§ WHAT TO DO
Count how many lines of the data include "text". The answer is that number and nothing else.

§ SUPPLIED MATERIAL
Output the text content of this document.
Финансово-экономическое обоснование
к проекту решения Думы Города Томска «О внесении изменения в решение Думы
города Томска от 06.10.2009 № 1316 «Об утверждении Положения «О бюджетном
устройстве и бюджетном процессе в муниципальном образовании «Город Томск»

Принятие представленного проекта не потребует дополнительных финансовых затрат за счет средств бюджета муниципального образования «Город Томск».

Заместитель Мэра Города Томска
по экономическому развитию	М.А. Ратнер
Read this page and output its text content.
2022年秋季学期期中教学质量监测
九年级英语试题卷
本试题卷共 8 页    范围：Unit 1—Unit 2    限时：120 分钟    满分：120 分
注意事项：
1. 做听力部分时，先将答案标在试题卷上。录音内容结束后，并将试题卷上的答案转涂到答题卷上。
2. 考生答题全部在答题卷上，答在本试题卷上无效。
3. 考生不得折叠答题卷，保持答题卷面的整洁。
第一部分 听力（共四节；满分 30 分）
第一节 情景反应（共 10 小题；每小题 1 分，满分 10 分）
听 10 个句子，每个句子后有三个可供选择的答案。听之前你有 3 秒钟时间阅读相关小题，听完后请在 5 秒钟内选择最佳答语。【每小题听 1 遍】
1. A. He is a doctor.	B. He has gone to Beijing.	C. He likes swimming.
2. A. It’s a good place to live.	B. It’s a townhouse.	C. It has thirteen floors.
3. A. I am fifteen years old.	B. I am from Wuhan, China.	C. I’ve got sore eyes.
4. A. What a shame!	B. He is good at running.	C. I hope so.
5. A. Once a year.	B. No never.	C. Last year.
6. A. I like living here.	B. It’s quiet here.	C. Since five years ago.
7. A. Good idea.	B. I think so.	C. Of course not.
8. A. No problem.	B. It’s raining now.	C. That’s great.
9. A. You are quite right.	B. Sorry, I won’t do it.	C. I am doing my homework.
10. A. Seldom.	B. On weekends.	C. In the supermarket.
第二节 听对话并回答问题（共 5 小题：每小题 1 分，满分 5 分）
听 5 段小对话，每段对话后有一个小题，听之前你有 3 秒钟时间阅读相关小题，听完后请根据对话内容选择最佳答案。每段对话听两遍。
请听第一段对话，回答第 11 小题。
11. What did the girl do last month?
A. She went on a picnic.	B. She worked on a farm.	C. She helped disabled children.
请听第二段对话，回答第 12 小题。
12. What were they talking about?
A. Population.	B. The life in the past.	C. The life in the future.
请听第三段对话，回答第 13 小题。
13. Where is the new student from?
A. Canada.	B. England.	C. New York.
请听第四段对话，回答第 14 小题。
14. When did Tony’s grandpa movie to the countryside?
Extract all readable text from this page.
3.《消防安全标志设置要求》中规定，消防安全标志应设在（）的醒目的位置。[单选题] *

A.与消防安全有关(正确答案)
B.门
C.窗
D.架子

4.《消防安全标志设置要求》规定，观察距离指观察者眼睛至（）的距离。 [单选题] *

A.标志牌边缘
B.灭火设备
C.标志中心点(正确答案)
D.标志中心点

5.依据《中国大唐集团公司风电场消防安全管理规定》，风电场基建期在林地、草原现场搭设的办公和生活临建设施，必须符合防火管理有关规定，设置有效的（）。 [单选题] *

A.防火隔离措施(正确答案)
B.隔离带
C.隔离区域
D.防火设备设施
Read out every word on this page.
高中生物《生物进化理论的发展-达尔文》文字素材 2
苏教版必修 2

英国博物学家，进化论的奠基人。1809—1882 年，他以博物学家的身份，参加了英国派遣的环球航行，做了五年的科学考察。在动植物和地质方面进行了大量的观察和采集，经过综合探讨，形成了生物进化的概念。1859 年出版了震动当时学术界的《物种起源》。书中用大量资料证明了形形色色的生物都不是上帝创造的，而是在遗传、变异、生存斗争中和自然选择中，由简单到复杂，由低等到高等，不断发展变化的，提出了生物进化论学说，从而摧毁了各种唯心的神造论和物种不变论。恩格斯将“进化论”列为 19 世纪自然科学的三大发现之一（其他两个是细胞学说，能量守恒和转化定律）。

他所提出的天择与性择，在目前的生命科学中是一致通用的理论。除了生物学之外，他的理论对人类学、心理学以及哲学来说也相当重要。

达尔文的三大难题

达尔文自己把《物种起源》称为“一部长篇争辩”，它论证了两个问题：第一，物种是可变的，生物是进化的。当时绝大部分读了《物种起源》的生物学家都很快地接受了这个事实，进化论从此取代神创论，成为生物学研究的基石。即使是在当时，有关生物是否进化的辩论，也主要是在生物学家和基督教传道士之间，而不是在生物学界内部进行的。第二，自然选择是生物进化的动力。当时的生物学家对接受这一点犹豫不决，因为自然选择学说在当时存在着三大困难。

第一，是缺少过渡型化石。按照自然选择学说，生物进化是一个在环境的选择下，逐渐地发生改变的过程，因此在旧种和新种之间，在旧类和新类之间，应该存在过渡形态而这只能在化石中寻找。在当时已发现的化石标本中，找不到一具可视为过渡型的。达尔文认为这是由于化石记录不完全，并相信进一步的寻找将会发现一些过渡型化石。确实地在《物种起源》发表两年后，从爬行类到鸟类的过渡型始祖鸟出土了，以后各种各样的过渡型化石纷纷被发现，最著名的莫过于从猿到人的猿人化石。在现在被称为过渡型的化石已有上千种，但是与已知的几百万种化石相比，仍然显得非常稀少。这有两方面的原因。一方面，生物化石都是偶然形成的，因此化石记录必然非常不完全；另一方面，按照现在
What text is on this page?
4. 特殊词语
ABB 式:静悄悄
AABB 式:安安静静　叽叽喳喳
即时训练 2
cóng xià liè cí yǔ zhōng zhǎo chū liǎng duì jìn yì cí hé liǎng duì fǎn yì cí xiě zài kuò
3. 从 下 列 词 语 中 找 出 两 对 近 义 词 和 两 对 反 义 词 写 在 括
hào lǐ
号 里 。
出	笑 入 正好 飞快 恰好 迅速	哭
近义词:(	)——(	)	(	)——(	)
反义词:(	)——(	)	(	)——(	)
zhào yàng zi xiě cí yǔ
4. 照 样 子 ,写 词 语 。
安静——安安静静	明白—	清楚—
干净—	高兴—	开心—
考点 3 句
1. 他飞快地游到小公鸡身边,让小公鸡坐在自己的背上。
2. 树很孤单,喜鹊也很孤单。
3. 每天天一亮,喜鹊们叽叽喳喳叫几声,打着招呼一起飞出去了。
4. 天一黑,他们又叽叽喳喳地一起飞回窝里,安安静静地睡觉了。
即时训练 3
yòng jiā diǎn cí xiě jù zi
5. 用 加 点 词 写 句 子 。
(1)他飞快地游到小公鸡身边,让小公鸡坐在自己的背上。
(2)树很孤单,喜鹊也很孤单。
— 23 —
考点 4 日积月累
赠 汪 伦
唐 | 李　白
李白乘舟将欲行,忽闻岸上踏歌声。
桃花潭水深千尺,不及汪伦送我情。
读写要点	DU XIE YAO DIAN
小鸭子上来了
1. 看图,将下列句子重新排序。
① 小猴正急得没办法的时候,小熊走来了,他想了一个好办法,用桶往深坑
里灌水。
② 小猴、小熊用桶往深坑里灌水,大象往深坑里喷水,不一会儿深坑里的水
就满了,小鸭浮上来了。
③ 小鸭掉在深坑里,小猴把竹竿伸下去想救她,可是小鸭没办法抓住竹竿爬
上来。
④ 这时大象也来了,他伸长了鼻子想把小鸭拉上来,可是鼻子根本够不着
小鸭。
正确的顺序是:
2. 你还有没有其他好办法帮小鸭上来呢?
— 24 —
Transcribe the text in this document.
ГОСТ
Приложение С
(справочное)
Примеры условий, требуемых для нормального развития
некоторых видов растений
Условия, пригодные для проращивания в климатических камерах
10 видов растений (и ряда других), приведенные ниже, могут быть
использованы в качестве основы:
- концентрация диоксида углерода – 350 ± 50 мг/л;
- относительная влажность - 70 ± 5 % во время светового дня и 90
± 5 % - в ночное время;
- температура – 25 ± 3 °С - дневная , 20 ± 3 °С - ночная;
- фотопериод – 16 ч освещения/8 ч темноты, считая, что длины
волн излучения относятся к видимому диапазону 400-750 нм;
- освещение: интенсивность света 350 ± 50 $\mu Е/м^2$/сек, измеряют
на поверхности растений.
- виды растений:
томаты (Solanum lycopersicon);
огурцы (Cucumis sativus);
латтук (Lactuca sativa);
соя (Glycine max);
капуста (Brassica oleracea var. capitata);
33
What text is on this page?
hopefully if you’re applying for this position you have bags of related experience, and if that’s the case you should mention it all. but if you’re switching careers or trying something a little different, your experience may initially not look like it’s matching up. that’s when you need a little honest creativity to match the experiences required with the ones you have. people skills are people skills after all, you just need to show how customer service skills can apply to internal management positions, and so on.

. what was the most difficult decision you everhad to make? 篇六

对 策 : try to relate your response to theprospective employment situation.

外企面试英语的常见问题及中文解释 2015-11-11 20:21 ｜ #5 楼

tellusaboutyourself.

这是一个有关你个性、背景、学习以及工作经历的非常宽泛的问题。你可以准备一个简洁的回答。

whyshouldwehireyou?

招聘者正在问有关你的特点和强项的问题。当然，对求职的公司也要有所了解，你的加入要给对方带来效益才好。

§ RESULT BELOW
6